Dataset records
────────────────────────────────────────

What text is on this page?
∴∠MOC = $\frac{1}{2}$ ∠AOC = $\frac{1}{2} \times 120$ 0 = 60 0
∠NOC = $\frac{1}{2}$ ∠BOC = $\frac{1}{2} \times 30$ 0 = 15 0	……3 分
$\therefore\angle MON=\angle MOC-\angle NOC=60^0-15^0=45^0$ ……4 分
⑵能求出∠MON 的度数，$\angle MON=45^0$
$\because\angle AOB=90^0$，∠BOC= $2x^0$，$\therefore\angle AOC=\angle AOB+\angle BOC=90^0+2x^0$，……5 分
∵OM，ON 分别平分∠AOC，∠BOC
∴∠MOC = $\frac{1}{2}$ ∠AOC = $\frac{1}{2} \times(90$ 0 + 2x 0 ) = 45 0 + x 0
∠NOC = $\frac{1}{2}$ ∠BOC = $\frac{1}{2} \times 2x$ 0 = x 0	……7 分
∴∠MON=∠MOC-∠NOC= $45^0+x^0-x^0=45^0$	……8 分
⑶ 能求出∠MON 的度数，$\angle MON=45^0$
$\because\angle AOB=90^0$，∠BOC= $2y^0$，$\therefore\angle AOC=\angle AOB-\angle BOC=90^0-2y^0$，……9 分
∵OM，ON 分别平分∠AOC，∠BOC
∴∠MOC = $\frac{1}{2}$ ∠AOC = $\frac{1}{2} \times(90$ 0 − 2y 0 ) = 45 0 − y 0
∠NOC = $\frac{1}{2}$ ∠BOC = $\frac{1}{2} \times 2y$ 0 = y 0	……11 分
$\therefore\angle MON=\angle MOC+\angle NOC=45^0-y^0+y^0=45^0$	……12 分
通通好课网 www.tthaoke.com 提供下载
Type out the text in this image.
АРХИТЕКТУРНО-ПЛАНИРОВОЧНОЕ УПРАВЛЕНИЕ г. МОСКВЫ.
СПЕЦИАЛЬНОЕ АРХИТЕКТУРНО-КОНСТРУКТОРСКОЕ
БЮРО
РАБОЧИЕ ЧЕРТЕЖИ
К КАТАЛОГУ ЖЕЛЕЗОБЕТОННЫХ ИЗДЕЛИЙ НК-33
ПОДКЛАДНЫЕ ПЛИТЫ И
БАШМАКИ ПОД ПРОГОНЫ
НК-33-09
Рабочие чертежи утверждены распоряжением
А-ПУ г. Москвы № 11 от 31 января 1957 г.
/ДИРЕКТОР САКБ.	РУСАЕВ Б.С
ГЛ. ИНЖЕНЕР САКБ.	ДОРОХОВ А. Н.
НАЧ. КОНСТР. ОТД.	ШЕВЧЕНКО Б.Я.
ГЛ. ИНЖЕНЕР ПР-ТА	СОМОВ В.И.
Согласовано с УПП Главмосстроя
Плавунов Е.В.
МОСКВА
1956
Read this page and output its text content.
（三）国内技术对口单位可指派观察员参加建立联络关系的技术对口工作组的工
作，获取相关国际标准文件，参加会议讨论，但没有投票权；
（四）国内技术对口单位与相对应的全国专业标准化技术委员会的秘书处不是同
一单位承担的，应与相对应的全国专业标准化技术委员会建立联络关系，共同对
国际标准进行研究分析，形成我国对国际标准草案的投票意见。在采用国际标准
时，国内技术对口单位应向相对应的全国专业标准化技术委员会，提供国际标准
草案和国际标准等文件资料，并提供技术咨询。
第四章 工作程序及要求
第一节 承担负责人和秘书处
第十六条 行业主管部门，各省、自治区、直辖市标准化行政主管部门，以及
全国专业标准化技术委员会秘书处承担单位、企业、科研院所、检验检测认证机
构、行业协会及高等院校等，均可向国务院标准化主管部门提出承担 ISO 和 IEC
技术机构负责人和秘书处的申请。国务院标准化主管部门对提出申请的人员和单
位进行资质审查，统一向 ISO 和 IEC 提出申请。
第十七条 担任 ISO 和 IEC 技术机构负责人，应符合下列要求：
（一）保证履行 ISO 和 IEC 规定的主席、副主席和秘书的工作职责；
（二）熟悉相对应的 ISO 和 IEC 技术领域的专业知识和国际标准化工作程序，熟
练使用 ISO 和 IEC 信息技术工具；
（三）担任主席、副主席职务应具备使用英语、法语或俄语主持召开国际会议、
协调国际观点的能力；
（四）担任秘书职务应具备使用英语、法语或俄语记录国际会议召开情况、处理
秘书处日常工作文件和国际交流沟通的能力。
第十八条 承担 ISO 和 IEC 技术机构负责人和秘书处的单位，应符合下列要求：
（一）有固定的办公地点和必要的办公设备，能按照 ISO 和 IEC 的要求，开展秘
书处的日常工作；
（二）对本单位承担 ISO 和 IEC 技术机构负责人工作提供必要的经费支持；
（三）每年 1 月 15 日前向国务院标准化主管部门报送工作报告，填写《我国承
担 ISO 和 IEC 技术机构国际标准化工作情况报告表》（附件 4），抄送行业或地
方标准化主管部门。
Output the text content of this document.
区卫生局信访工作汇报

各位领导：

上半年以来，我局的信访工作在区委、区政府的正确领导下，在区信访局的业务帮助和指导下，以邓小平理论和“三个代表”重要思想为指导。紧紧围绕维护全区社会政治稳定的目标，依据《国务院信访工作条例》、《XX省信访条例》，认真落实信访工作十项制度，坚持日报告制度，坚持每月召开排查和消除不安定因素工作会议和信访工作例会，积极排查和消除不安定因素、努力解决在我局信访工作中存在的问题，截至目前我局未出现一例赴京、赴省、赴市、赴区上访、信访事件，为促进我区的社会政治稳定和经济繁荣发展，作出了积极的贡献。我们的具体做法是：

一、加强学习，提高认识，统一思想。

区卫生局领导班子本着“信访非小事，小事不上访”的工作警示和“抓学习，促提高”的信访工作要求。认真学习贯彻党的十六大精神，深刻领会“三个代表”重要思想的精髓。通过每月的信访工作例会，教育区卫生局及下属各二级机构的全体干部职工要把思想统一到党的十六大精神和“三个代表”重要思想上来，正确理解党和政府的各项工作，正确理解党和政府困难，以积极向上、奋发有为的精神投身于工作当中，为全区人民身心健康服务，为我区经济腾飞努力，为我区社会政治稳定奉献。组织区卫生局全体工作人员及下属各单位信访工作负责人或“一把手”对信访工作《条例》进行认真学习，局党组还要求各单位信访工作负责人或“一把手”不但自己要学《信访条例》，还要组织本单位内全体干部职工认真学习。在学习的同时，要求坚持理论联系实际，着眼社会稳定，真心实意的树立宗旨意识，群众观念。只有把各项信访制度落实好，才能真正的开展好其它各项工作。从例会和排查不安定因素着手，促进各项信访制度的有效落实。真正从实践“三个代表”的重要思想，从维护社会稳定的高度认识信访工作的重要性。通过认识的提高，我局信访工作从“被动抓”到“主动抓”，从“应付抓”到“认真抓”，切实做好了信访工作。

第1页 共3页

────────────────────────────────────────

- Exercise prompt -
Tell how many lines of the data include the word "page", and nothing else.

- The result -
2